WHAT YOU HAVE TO DO
Images are not part of the copy; transcribe all the data exactly.

DATA EXCERPTS
____

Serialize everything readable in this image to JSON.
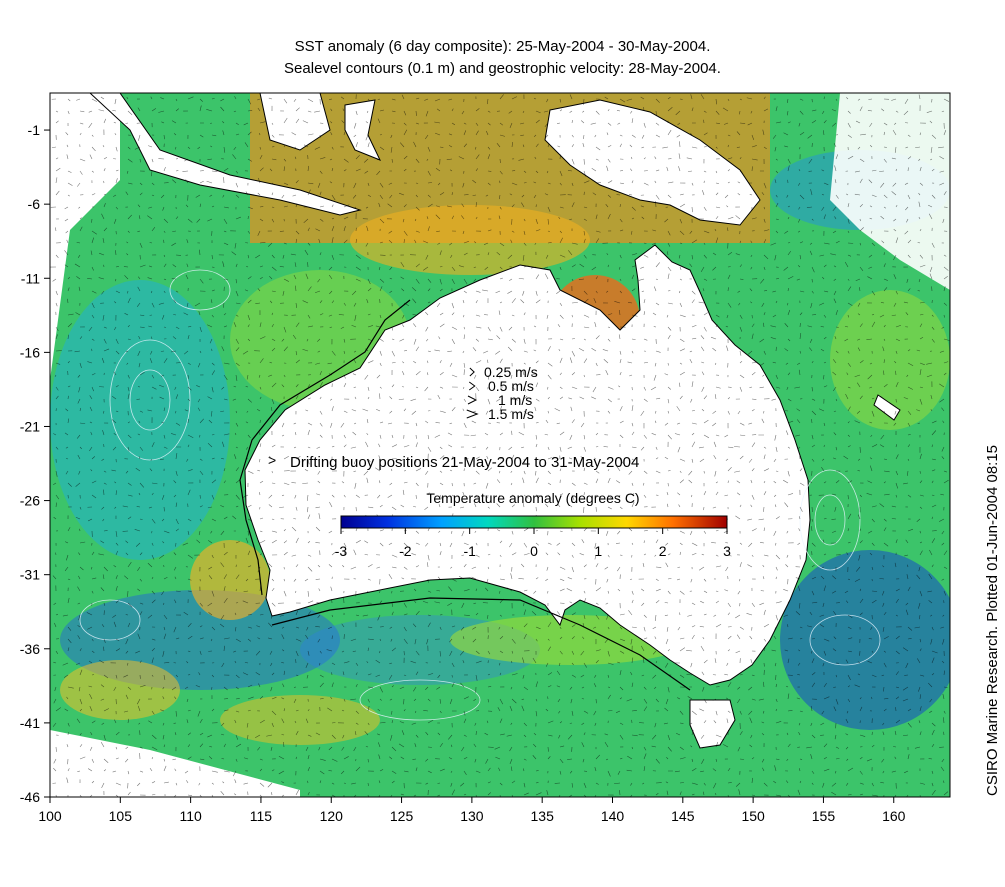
{
  "title_line1": "SST anomaly (6 day composite): 25-May-2004 - 30-May-2004.",
  "title_line2": "Sealevel contours (0.1 m) and geostrophic velocity: 28-May-2004.",
  "credit": "CSIRO Marine Research. Plotted 01-Jun-2004 08:15",
  "axes": {
    "x_ticks": [
      "100",
      "105",
      "110",
      "115",
      "120",
      "125",
      "130",
      "135",
      "140",
      "145",
      "150",
      "155",
      "160"
    ],
    "y_ticks": [
      "-1",
      "-6",
      "-11",
      "-16",
      "-21",
      "-26",
      "-31",
      "-36",
      "-41",
      "-46"
    ],
    "lon_range": [
      100,
      164
    ],
    "lat_range": [
      -46,
      1.5
    ]
  },
  "velocity_legend": [
    {
      "label": "0.25 m/s",
      "speed": 0.25
    },
    {
      "label": "0.5 m/s",
      "speed": 0.5
    },
    {
      "label": "1 m/s",
      "speed": 1
    },
    {
      "label": "1.5 m/s",
      "speed": 1.5
    }
  ],
  "buoy_legend": {
    "symbol": ">",
    "label": "Drifting buoy positions 21-May-2004 to 31-May-2004",
    "color": "#ff00ff"
  },
  "colorbar": {
    "title": "Temperature anomaly (degrees C)",
    "ticks": [
      "-3",
      "-2",
      "-1",
      "0",
      "1",
      "2",
      "3"
    ],
    "range": [
      -3,
      3
    ],
    "colors": [
      "#000090",
      "#0040ff",
      "#00c8ff",
      "#20d080",
      "#40c020",
      "#a0e000",
      "#ffd000",
      "#ff8000",
      "#c02000",
      "#800000"
    ]
  },
  "colors": {
    "land": "#ffffff",
    "coast": "#000000",
    "contour": "#e8f4ff",
    "buoy": "#ff00ff"
  }
}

____

EXPECTED OUTPUT
Serialize everything readable in this image to JSON.
{
  "title_line1": "SST anomaly (6 day composite): 25-May-2004 - 30-May-2004.",
  "title_line2": "Sealevel contours (0.1 m) and geostrophic velocity: 28-May-2004.",
  "credit": "CSIRO Marine Research. Plotted 01-Jun-2004 08:15",
  "axes": {
    "x_ticks": [
      "100",
      "105",
      "110",
      "115",
      "120",
      "125",
      "130",
      "135",
      "140",
      "145",
      "150",
      "155",
      "160"
    ],
    "y_ticks": [
      "-1",
      "-6",
      "-11",
      "-16",
      "-21",
      "-26",
      "-31",
      "-36",
      "-41",
      "-46"
    ],
    "lon_range": [
      100,
      164
    ],
    "lat_range": [
      -46,
      1.5
    ]
  },
  "velocity_legend": [
    {
      "label": "0.25 m/s",
      "speed": 0.25
    },
    {
      "label": "0.5 m/s",
      "speed": 0.5
    },
    {
      "label": "1 m/s",
      "speed": 1
    },
    {
      "label": "1.5 m/s",
      "speed": 1.5
    }
  ],
  "buoy_legend": {
    "symbol": ">",
    "label": "Drifting buoy positions 21-May-2004 to 31-May-2004",
    "color": "#ff00ff"
  },
  "colorbar": {
    "title": "Temperature anomaly (degrees C)",
    "ticks": [
      "-3",
      "-2",
      "-1",
      "0",
      "1",
      "2",
      "3"
    ],
    "range": [
      -3,
      3
    ],
    "colors": [
      "#000090",
      "#0040ff",
      "#00c8ff",
      "#20d080",
      "#40c020",
      "#a0e000",
      "#ffd000",
      "#ff8000",
      "#c02000",
      "#800000"
    ]
  },
  "colors": {
    "land": "#ffffff",
    "coast": "#000000",
    "contour": "#e8f4ff",
    "buoy": "#ff00ff"
  }
}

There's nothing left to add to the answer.